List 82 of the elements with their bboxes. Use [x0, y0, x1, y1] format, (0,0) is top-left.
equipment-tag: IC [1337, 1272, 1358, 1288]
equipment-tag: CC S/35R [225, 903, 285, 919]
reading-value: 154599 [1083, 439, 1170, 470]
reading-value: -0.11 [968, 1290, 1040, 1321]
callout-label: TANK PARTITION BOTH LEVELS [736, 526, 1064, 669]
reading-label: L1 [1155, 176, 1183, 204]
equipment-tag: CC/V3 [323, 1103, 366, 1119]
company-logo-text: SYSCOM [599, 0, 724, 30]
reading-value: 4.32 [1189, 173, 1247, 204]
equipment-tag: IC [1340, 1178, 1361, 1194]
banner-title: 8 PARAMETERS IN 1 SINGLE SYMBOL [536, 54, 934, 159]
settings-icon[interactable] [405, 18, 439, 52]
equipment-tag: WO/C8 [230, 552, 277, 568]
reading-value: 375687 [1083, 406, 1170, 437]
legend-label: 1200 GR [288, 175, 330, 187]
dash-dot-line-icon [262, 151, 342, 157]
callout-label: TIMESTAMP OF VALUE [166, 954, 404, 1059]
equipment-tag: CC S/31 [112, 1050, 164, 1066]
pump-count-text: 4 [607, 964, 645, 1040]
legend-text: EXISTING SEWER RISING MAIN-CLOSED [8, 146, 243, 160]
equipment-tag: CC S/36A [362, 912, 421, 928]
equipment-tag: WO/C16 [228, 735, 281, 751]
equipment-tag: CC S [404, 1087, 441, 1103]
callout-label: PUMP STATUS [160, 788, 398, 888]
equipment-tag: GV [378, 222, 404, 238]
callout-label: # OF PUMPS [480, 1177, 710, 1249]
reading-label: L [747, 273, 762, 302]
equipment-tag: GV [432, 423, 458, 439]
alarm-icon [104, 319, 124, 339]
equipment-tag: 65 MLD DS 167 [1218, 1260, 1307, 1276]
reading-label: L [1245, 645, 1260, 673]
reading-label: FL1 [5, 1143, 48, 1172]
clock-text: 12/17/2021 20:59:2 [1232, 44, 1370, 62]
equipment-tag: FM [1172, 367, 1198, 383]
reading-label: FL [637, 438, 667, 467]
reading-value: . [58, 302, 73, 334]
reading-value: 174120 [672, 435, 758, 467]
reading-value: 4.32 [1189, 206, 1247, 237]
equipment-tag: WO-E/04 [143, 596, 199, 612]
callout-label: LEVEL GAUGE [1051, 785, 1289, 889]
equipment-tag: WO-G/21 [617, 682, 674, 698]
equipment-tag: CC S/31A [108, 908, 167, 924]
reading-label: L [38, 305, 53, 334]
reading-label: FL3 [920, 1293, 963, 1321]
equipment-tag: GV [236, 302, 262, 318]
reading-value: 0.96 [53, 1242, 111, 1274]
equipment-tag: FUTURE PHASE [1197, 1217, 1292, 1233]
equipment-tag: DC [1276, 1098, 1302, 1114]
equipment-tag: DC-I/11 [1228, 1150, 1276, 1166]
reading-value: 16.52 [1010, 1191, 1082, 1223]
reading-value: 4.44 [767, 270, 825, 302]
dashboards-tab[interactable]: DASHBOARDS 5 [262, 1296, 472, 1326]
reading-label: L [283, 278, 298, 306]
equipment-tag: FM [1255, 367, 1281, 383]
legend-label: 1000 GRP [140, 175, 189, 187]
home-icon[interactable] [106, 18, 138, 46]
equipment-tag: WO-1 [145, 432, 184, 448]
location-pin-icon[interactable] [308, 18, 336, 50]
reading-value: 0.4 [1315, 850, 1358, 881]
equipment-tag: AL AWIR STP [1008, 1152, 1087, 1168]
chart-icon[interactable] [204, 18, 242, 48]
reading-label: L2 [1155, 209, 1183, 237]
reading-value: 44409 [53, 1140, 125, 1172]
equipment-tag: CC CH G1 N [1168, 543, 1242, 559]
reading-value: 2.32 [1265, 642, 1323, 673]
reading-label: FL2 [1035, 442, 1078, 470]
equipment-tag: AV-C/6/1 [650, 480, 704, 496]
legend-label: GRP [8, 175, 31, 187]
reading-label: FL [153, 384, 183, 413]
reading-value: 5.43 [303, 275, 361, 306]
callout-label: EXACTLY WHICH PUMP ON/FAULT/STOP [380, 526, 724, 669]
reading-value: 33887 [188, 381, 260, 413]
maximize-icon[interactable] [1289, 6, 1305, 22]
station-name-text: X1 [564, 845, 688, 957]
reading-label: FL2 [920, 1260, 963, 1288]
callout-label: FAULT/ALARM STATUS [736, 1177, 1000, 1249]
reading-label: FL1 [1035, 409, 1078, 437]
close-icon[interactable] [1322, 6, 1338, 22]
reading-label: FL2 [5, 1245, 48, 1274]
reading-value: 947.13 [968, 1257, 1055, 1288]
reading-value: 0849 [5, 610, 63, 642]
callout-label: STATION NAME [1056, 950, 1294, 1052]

[Exercise prompt]: Copy the listing above line for line, with every character unchanged.

[Exercise result]:
List 82 of the elements with their bboxes. Use [x0, y0, x1, y1] format, (0,0) is top-left.
equipment-tag: IC [1337, 1272, 1358, 1288]
equipment-tag: CC S/35R [225, 903, 285, 919]
reading-value: 154599 [1083, 439, 1170, 470]
reading-value: -0.11 [968, 1290, 1040, 1321]
callout-label: TANK PARTITION BOTH LEVELS [736, 526, 1064, 669]
reading-label: L1 [1155, 176, 1183, 204]
equipment-tag: CC/V3 [323, 1103, 366, 1119]
company-logo-text: SYSCOM [599, 0, 724, 30]
reading-value: 4.32 [1189, 173, 1247, 204]
equipment-tag: IC [1340, 1178, 1361, 1194]
banner-title: 8 PARAMETERS IN 1 SINGLE SYMBOL [536, 54, 934, 159]
settings-icon[interactable] [405, 18, 439, 52]
equipment-tag: WO/C8 [230, 552, 277, 568]
reading-value: 375687 [1083, 406, 1170, 437]
legend-label: 1200 GR [288, 175, 330, 187]
dash-dot-line-icon [262, 151, 342, 157]
callout-label: TIMESTAMP OF VALUE [166, 954, 404, 1059]
equipment-tag: CC S/31 [112, 1050, 164, 1066]
pump-count-text: 4 [607, 964, 645, 1040]
legend-text: EXISTING SEWER RISING MAIN-CLOSED [8, 146, 243, 160]
equipment-tag: CC S/36A [362, 912, 421, 928]
equipment-tag: WO/C16 [228, 735, 281, 751]
equipment-tag: CC S [404, 1087, 441, 1103]
callout-label: PUMP STATUS [160, 788, 398, 888]
equipment-tag: GV [378, 222, 404, 238]
callout-label: # OF PUMPS [480, 1177, 710, 1249]
reading-label: L [747, 273, 762, 302]
equipment-tag: GV [432, 423, 458, 439]
alarm-icon [104, 319, 124, 339]
equipment-tag: 65 MLD DS 167 [1218, 1260, 1307, 1276]
reading-label: L [1245, 645, 1260, 673]
reading-label: FL1 [5, 1143, 48, 1172]
clock-text: 12/17/2021 20:59:2 [1232, 44, 1370, 62]
equipment-tag: FM [1172, 367, 1198, 383]
reading-label: FL [637, 438, 667, 467]
reading-value: . [58, 302, 73, 334]
reading-value: 174120 [672, 435, 758, 467]
reading-value: 4.32 [1189, 206, 1247, 237]
equipment-tag: WO-E/04 [143, 596, 199, 612]
callout-label: LEVEL GAUGE [1051, 785, 1289, 889]
equipment-tag: WO-G/21 [617, 682, 674, 698]
equipment-tag: CC S/31A [108, 908, 167, 924]
reading-label: L [38, 305, 53, 334]
reading-label: FL3 [920, 1293, 963, 1321]
equipment-tag: GV [236, 302, 262, 318]
reading-value: 0.96 [53, 1242, 111, 1274]
equipment-tag: FUTURE PHASE [1197, 1217, 1292, 1233]
equipment-tag: DC [1276, 1098, 1302, 1114]
equipment-tag: DC-I/11 [1228, 1150, 1276, 1166]
reading-value: 16.52 [1010, 1191, 1082, 1223]
reading-value: 4.44 [767, 270, 825, 302]
dashboards-tab[interactable]: DASHBOARDS 5 [262, 1296, 472, 1326]
reading-label: L [283, 278, 298, 306]
equipment-tag: FM [1255, 367, 1281, 383]
legend-label: 1000 GRP [140, 175, 189, 187]
home-icon[interactable] [106, 18, 138, 46]
equipment-tag: WO-1 [145, 432, 184, 448]
location-pin-icon[interactable] [308, 18, 336, 50]
reading-value: 0.4 [1315, 850, 1358, 881]
equipment-tag: AL AWIR STP [1008, 1152, 1087, 1168]
chart-icon[interactable] [204, 18, 242, 48]
reading-label: L2 [1155, 209, 1183, 237]
reading-value: 44409 [53, 1140, 125, 1172]
equipment-tag: CC CH G1 N [1168, 543, 1242, 559]
reading-value: 2.32 [1265, 642, 1323, 673]
reading-label: FL2 [1035, 442, 1078, 470]
equipment-tag: AV-C/6/1 [650, 480, 704, 496]
legend-label: GRP [8, 175, 31, 187]
reading-label: FL [153, 384, 183, 413]
reading-value: 5.43 [303, 275, 361, 306]
callout-label: EXACTLY WHICH PUMP ON/FAULT/STOP [380, 526, 724, 669]
reading-value: 33887 [188, 381, 260, 413]
maximize-icon[interactable] [1289, 6, 1305, 22]
station-name-text: X1 [564, 845, 688, 957]
reading-label: FL2 [920, 1260, 963, 1288]
callout-label: FAULT/ALARM STATUS [736, 1177, 1000, 1249]
reading-label: FL1 [1035, 409, 1078, 437]
close-icon[interactable] [1322, 6, 1338, 22]
reading-label: FL2 [5, 1245, 48, 1274]
reading-value: 947.13 [968, 1257, 1055, 1288]
reading-value: 0849 [5, 610, 63, 642]
callout-label: STATION NAME [1056, 950, 1294, 1052]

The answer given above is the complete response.